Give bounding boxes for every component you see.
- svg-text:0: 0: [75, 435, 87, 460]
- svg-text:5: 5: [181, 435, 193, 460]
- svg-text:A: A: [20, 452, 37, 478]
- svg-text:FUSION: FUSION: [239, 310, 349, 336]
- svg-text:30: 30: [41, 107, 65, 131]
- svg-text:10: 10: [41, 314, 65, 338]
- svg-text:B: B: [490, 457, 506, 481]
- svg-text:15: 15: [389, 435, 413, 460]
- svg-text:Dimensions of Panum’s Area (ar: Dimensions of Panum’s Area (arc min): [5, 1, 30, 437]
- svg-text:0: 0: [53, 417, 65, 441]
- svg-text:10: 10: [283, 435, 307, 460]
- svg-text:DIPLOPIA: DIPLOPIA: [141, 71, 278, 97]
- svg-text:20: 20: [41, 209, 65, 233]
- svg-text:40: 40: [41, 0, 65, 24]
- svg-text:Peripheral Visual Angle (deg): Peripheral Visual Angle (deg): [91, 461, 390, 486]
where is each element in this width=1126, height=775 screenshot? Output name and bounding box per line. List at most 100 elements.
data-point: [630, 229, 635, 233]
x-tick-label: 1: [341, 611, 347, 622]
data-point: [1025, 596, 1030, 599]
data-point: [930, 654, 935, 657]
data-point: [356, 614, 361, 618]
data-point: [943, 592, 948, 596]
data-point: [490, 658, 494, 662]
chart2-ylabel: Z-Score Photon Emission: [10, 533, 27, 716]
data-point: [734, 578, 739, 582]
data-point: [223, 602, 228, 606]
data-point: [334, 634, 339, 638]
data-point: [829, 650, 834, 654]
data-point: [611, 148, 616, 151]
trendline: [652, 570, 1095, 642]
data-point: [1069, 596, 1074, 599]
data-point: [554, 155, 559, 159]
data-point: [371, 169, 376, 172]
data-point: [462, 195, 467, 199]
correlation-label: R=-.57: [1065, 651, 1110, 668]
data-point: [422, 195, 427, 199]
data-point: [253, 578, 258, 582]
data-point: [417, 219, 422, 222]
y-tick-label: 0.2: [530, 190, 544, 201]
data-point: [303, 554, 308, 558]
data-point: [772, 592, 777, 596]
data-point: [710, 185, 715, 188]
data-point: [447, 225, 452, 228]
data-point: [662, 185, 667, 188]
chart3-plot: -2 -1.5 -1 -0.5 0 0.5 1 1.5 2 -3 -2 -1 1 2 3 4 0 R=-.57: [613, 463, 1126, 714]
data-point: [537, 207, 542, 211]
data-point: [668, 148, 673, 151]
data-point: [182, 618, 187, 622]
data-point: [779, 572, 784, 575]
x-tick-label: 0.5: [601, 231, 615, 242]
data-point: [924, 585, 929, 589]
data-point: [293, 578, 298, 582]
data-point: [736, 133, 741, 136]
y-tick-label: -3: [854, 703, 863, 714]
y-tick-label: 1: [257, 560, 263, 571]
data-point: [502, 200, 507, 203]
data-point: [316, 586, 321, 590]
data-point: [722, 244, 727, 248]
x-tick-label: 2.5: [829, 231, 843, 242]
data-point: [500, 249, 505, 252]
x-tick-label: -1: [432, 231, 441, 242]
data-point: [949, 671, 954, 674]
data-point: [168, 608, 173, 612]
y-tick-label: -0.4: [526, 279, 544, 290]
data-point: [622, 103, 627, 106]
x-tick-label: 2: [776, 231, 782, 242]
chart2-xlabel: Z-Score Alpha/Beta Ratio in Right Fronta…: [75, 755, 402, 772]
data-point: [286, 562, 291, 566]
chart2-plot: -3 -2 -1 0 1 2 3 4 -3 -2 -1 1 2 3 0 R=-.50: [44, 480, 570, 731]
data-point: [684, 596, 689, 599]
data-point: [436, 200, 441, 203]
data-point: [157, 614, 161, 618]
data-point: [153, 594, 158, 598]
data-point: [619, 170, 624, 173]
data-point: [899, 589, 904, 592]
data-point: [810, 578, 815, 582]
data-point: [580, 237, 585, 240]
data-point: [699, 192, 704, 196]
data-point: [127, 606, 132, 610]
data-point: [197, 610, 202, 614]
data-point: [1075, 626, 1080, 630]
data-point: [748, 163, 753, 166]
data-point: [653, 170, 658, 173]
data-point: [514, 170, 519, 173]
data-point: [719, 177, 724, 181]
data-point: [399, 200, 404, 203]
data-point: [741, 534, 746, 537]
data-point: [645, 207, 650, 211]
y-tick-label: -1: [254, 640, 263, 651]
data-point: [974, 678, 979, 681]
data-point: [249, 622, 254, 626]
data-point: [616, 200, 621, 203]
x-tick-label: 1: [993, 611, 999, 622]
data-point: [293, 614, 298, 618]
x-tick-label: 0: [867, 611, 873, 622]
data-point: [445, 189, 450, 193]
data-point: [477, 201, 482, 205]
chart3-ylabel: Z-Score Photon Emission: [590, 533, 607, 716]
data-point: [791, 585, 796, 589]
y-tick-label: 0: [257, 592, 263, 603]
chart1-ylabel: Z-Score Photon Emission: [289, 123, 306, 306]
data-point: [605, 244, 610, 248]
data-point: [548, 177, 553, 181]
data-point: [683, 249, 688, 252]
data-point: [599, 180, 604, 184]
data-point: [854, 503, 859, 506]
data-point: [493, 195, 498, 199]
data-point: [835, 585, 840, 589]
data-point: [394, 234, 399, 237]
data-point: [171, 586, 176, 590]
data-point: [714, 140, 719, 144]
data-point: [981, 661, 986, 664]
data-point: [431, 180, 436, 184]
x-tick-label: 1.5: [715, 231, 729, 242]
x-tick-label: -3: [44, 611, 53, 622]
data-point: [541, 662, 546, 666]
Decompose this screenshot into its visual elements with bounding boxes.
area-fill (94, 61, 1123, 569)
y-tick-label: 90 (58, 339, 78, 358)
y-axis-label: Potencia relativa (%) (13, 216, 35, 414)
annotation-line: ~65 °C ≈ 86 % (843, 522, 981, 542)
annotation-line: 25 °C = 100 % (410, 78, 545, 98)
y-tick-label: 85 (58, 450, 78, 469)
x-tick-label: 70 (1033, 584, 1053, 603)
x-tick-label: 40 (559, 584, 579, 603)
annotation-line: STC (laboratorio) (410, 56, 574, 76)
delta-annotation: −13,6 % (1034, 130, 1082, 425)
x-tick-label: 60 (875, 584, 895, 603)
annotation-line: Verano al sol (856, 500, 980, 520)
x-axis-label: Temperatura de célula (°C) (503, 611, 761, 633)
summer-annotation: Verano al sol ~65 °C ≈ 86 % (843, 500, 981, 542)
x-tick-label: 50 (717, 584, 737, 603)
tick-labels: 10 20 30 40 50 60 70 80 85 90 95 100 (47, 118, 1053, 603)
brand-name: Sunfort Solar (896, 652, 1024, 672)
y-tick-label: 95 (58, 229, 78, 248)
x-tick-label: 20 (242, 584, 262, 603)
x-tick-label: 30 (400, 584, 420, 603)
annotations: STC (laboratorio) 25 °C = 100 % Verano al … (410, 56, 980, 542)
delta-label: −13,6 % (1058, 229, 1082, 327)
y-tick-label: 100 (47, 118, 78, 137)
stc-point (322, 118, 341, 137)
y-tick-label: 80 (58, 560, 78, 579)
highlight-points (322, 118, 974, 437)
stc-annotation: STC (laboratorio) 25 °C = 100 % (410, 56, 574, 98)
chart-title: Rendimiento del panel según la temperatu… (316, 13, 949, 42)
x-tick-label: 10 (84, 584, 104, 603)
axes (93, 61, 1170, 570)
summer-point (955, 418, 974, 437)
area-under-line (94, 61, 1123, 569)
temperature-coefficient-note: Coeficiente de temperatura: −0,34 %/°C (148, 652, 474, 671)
★ ★ ★ ★ ★ ★ ★
▶ **TASK OBJECTIVE**:
Present every line of the data above as a numbered list, leaving out any blank lines.

▶ **OUTPUT OF THE TASK**:
1. Give bounding boxes for every component you see.
2. - svg-text:0: 0: [75, 435, 87, 460]
3. - svg-text:5: 5: [181, 435, 193, 460]
4. - svg-text:A: A: [20, 452, 37, 478]
5. - svg-text:FUSION: FUSION: [239, 310, 349, 336]
6. - svg-text:30: 30: [41, 107, 65, 131]
7. - svg-text:10: 10: [41, 314, 65, 338]
8. - svg-text:B: B: [490, 457, 506, 481]
9. - svg-text:15: 15: [389, 435, 413, 460]
10. - svg-text:Dimensions of Panum’s Area (ar: Dimensions of Panum’s Area (arc min): [5, 1, 30, 437]
11. - svg-text:0: 0: [53, 417, 65, 441]
12. - svg-text:10: 10: [283, 435, 307, 460]
13. - svg-text:DIPLOPIA: DIPLOPIA: [141, 71, 278, 97]
14. - svg-text:20: 20: [41, 209, 65, 233]
15. - svg-text:40: 40: [41, 0, 65, 24]
16. - svg-text:Peripheral Visual Angle (deg): Peripheral Visual Angle (deg): [91, 461, 390, 486]
17. where is each element in this width=1126, height=775 screenshot? Output name and bounding box per line. List at most 100 elements.
18. data-point: [630, 229, 635, 233]
19. x-tick-label: 1: [341, 611, 347, 622]
20. data-point: [1025, 596, 1030, 599]
21. data-point: [930, 654, 935, 657]
22. data-point: [356, 614, 361, 618]
23. data-point: [943, 592, 948, 596]
24. data-point: [490, 658, 494, 662]
25. chart2-ylabel: Z-Score Photon Emission: [10, 533, 27, 716]
26. data-point: [734, 578, 739, 582]
27. data-point: [223, 602, 228, 606]
28. data-point: [334, 634, 339, 638]
29. data-point: [829, 650, 834, 654]
30. data-point: [611, 148, 616, 151]
31. trendline: [652, 570, 1095, 642]
32. data-point: [1069, 596, 1074, 599]
33. data-point: [554, 155, 559, 159]
34. data-point: [371, 169, 376, 172]
35. data-point: [462, 195, 467, 199]
36. correlation-label: R=-.57: [1065, 651, 1110, 668]
37. data-point: [422, 195, 427, 199]
38. data-point: [253, 578, 258, 582]
39. data-point: [417, 219, 422, 222]
40. y-tick-label: 0.2: [530, 190, 544, 201]
41. data-point: [303, 554, 308, 558]
42. data-point: [772, 592, 777, 596]
43. data-point: [710, 185, 715, 188]
44. data-point: [447, 225, 452, 228]
45. data-point: [662, 185, 667, 188]
46. chart3-plot: -2 -1.5 -1 -0.5 0 0.5 1 1.5 2 -3 -2 -1 1 2 3 4 0 R=-.57: [613, 463, 1126, 714]
47. data-point: [537, 207, 542, 211]
48. data-point: [668, 148, 673, 151]
49. data-point: [182, 618, 187, 622]
50. data-point: [779, 572, 784, 575]
51. x-tick-label: 0.5: [601, 231, 615, 242]
52. data-point: [924, 585, 929, 589]
53. data-point: [293, 578, 298, 582]
54. data-point: [736, 133, 741, 136]
55. y-tick-label: -3: [854, 703, 863, 714]
56. y-tick-label: 1: [257, 560, 263, 571]
57. data-point: [502, 200, 507, 203]
58. data-point: [316, 586, 321, 590]
59. data-point: [722, 244, 727, 248]
60. x-tick-label: 2.5: [829, 231, 843, 242]
61. data-point: [500, 249, 505, 252]
62. x-tick-label: -1: [432, 231, 441, 242]
63. data-point: [949, 671, 954, 674]
64. data-point: [168, 608, 173, 612]
65. y-tick-label: -0.4: [526, 279, 544, 290]
66. data-point: [622, 103, 627, 106]
67. x-tick-label: 2: [776, 231, 782, 242]
68. chart2-xlabel: Z-Score Alpha/Beta Ratio in Right Fronta…: [75, 755, 402, 772]
69. data-point: [286, 562, 291, 566]
70. chart2-plot: -3 -2 -1 0 1 2 3 4 -3 -2 -1 1 2 3 0 R=-.50: [44, 480, 570, 731]
71. data-point: [684, 596, 689, 599]
72. data-point: [436, 200, 441, 203]
73. data-point: [157, 614, 161, 618]
74. data-point: [153, 594, 158, 598]
75. data-point: [619, 170, 624, 173]
76. data-point: [899, 589, 904, 592]
77. data-point: [810, 578, 815, 582]
78. data-point: [580, 237, 585, 240]
79. data-point: [699, 192, 704, 196]
80. data-point: [127, 606, 132, 610]
81. data-point: [197, 610, 202, 614]
82. data-point: [1075, 626, 1080, 630]
83. data-point: [748, 163, 753, 166]
84. data-point: [653, 170, 658, 173]
85. data-point: [514, 170, 519, 173]
86. data-point: [719, 177, 724, 181]
87. data-point: [399, 200, 404, 203]
88. data-point: [741, 534, 746, 537]
89. data-point: [645, 207, 650, 211]
90. y-tick-label: -1: [254, 640, 263, 651]
91. data-point: [974, 678, 979, 681]
92. data-point: [249, 622, 254, 626]
93. data-point: [616, 200, 621, 203]
94. x-tick-label: 1: [993, 611, 999, 622]
95. data-point: [293, 614, 298, 618]
96. x-tick-label: 0: [867, 611, 873, 622]
97. data-point: [445, 189, 450, 193]
98. data-point: [477, 201, 482, 205]
99. chart3-ylabel: Z-Score Photon Emission: [590, 533, 607, 716]
100. data-point: [791, 585, 796, 589]
101. y-tick-label: 0: [257, 592, 263, 603]
102. chart1-ylabel: Z-Score Photon Emission: [289, 123, 306, 306]
103. data-point: [605, 244, 610, 248]
104. data-point: [548, 177, 553, 181]
105. data-point: [683, 249, 688, 252]
106. data-point: [599, 180, 604, 184]
107. data-point: [854, 503, 859, 506]
108. data-point: [493, 195, 498, 199]
109. data-point: [835, 585, 840, 589]
110. data-point: [394, 234, 399, 237]
111. data-point: [171, 586, 176, 590]
112. data-point: [714, 140, 719, 144]
113. data-point: [981, 661, 986, 664]
114. data-point: [431, 180, 436, 184]
115. x-tick-label: 1.5: [715, 231, 729, 242]
116. x-tick-label: -3: [44, 611, 53, 622]
117. data-point: [541, 662, 546, 666]
118. Decompose this screenshot into its visual elements with bounding boxes.
119. area-fill (94, 61, 1123, 569)
120. y-tick-label: 90 (58, 339, 78, 358)
121. y-axis-label: Potencia relativa (%) (13, 216, 35, 414)
122. annotation-line: ~65 °C ≈ 86 % (843, 522, 981, 542)
123. annotation-line: 25 °C = 100 % (410, 78, 545, 98)
124. y-tick-label: 85 (58, 450, 78, 469)
125. x-tick-label: 70 (1033, 584, 1053, 603)
126. x-tick-label: 40 (559, 584, 579, 603)
127. annotation-line: STC (laboratorio) (410, 56, 574, 76)
128. delta-annotation: −13,6 % (1034, 130, 1082, 425)
129. x-tick-label: 60 (875, 584, 895, 603)
130. annotation-line: Verano al sol (856, 500, 980, 520)
131. x-axis-label: Temperatura de célula (°C) (503, 611, 761, 633)
132. summer-annotation: Verano al sol ~65 °C ≈ 86 % (843, 500, 981, 542)
133. x-tick-label: 50 (717, 584, 737, 603)
134. tick-labels: 10 20 30 40 50 60 70 80 85 90 95 100 (47, 118, 1053, 603)
135. brand-name: Sunfort Solar (896, 652, 1024, 672)
136. y-tick-label: 95 (58, 229, 78, 248)
137. x-tick-label: 20 (242, 584, 262, 603)
138. x-tick-label: 30 (400, 584, 420, 603)
139. annotations: STC (laboratorio) 25 °C = 100 % Verano al … (410, 56, 980, 542)
140. delta-label: −13,6 % (1058, 229, 1082, 327)
141. y-tick-label: 100 (47, 118, 78, 137)
142. stc-point (322, 118, 341, 137)
143. y-tick-label: 80 (58, 560, 78, 579)
144. highlight-points (322, 118, 974, 437)
145. stc-annotation: STC (laboratorio) 25 °C = 100 % (410, 56, 574, 98)
146. chart-title: Rendimiento del panel según la temperatu… (316, 13, 949, 42)
147. x-tick-label: 10 (84, 584, 104, 603)
148. axes (93, 61, 1170, 570)
149. summer-point (955, 418, 974, 437)
150. area-under-line (94, 61, 1123, 569)
151. temperature-coefficient-note: Coeficiente de temperatura: −0,34 %/°C (148, 652, 474, 671)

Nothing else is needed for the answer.